[BEGIN]

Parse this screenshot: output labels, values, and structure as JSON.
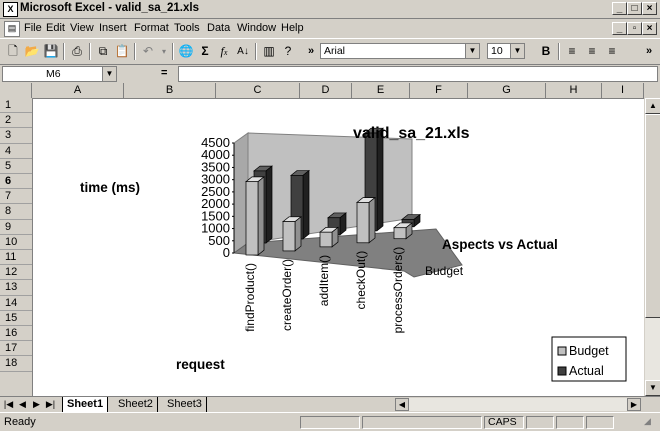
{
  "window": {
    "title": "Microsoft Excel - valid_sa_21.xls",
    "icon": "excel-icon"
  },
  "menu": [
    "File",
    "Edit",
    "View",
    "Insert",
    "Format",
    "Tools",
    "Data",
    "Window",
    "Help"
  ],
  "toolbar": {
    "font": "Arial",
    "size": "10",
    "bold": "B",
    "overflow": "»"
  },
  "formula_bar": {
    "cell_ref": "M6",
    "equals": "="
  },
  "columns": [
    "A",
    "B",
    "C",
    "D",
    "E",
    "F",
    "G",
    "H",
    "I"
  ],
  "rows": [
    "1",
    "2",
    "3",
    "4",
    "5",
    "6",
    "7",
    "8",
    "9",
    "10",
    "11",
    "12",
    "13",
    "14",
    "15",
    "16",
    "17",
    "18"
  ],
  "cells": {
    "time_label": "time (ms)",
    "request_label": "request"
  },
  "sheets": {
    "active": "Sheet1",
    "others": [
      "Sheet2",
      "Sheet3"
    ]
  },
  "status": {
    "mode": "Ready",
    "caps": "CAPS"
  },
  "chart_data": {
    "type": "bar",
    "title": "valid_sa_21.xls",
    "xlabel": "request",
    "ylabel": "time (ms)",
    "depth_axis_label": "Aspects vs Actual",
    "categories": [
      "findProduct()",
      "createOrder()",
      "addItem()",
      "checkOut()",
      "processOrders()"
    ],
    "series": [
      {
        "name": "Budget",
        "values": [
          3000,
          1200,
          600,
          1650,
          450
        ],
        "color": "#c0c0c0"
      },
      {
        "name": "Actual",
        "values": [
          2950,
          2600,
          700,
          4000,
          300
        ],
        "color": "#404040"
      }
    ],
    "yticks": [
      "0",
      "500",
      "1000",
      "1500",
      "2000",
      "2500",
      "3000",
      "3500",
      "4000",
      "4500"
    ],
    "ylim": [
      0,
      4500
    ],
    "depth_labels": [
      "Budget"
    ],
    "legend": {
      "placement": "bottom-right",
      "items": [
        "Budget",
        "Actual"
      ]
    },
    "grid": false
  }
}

[END]

- Exercise details
Leave out the pictures and give the rest of the records again exactly.

- Reply
Parse this screenshot: output labels, values, and structure as JSON.
{
  "window": {
    "title": "Microsoft Excel - valid_sa_21.xls",
    "icon": "excel-icon"
  },
  "menu": [
    "File",
    "Edit",
    "View",
    "Insert",
    "Format",
    "Tools",
    "Data",
    "Window",
    "Help"
  ],
  "toolbar": {
    "font": "Arial",
    "size": "10",
    "bold": "B",
    "overflow": "»"
  },
  "formula_bar": {
    "cell_ref": "M6",
    "equals": "="
  },
  "columns": [
    "A",
    "B",
    "C",
    "D",
    "E",
    "F",
    "G",
    "H",
    "I"
  ],
  "rows": [
    "1",
    "2",
    "3",
    "4",
    "5",
    "6",
    "7",
    "8",
    "9",
    "10",
    "11",
    "12",
    "13",
    "14",
    "15",
    "16",
    "17",
    "18"
  ],
  "cells": {
    "time_label": "time (ms)",
    "request_label": "request"
  },
  "sheets": {
    "active": "Sheet1",
    "others": [
      "Sheet2",
      "Sheet3"
    ]
  },
  "status": {
    "mode": "Ready",
    "caps": "CAPS"
  },
  "chart_data": {
    "type": "bar",
    "title": "valid_sa_21.xls",
    "xlabel": "request",
    "ylabel": "time (ms)",
    "depth_axis_label": "Aspects vs Actual",
    "categories": [
      "findProduct()",
      "createOrder()",
      "addItem()",
      "checkOut()",
      "processOrders()"
    ],
    "series": [
      {
        "name": "Budget",
        "values": [
          3000,
          1200,
          600,
          1650,
          450
        ],
        "color": "#c0c0c0"
      },
      {
        "name": "Actual",
        "values": [
          2950,
          2600,
          700,
          4000,
          300
        ],
        "color": "#404040"
      }
    ],
    "yticks": [
      "0",
      "500",
      "1000",
      "1500",
      "2000",
      "2500",
      "3000",
      "3500",
      "4000",
      "4500"
    ],
    "ylim": [
      0,
      4500
    ],
    "depth_labels": [
      "Budget"
    ],
    "legend": {
      "placement": "bottom-right",
      "items": [
        "Budget",
        "Actual"
      ]
    },
    "grid": false
  }
}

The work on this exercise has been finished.